» Stored rows

____

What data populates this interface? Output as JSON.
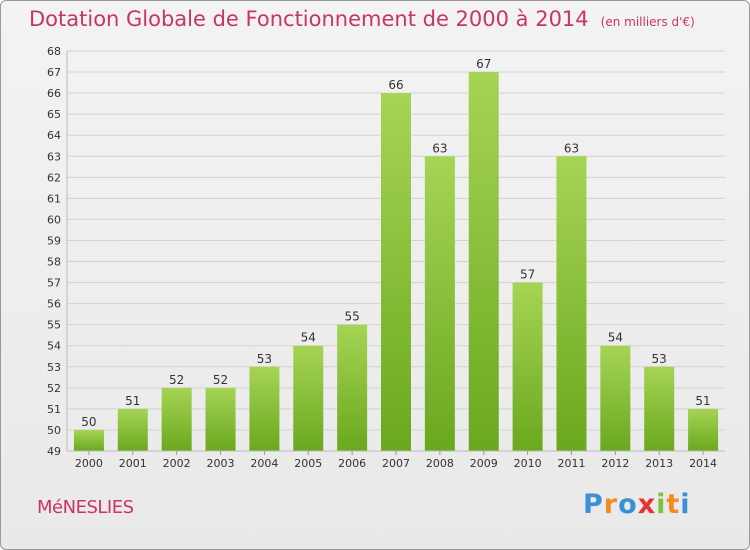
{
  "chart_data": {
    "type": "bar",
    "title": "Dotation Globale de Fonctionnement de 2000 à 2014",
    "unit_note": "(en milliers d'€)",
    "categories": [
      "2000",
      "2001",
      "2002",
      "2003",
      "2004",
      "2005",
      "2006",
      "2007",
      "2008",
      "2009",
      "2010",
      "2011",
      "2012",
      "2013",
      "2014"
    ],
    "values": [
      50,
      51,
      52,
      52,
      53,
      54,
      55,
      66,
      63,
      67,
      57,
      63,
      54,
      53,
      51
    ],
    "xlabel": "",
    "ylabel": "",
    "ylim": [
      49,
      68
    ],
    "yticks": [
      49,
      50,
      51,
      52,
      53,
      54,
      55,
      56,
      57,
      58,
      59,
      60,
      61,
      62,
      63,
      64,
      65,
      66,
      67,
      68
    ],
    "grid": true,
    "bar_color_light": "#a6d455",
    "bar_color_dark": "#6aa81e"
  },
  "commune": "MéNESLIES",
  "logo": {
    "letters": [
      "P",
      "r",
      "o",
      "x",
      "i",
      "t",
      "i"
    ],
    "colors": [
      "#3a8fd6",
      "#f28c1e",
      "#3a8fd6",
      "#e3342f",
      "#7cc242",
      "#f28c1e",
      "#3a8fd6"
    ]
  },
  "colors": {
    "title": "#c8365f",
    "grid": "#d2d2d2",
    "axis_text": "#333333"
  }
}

____

» Written exercise
Write the full listing out again with every line unchanged, but include no pictures.

» Finished exercise
What data populates this interface? Output as JSON.
{
  "chart_data": {
    "type": "bar",
    "title": "Dotation Globale de Fonctionnement de 2000 à 2014",
    "unit_note": "(en milliers d'€)",
    "categories": [
      "2000",
      "2001",
      "2002",
      "2003",
      "2004",
      "2005",
      "2006",
      "2007",
      "2008",
      "2009",
      "2010",
      "2011",
      "2012",
      "2013",
      "2014"
    ],
    "values": [
      50,
      51,
      52,
      52,
      53,
      54,
      55,
      66,
      63,
      67,
      57,
      63,
      54,
      53,
      51
    ],
    "xlabel": "",
    "ylabel": "",
    "ylim": [
      49,
      68
    ],
    "yticks": [
      49,
      50,
      51,
      52,
      53,
      54,
      55,
      56,
      57,
      58,
      59,
      60,
      61,
      62,
      63,
      64,
      65,
      66,
      67,
      68
    ],
    "grid": true,
    "bar_color_light": "#a6d455",
    "bar_color_dark": "#6aa81e"
  },
  "commune": "MéNESLIES",
  "logo": {
    "letters": [
      "P",
      "r",
      "o",
      "x",
      "i",
      "t",
      "i"
    ],
    "colors": [
      "#3a8fd6",
      "#f28c1e",
      "#3a8fd6",
      "#e3342f",
      "#7cc242",
      "#f28c1e",
      "#3a8fd6"
    ]
  },
  "colors": {
    "title": "#c8365f",
    "grid": "#d2d2d2",
    "axis_text": "#333333"
  }
}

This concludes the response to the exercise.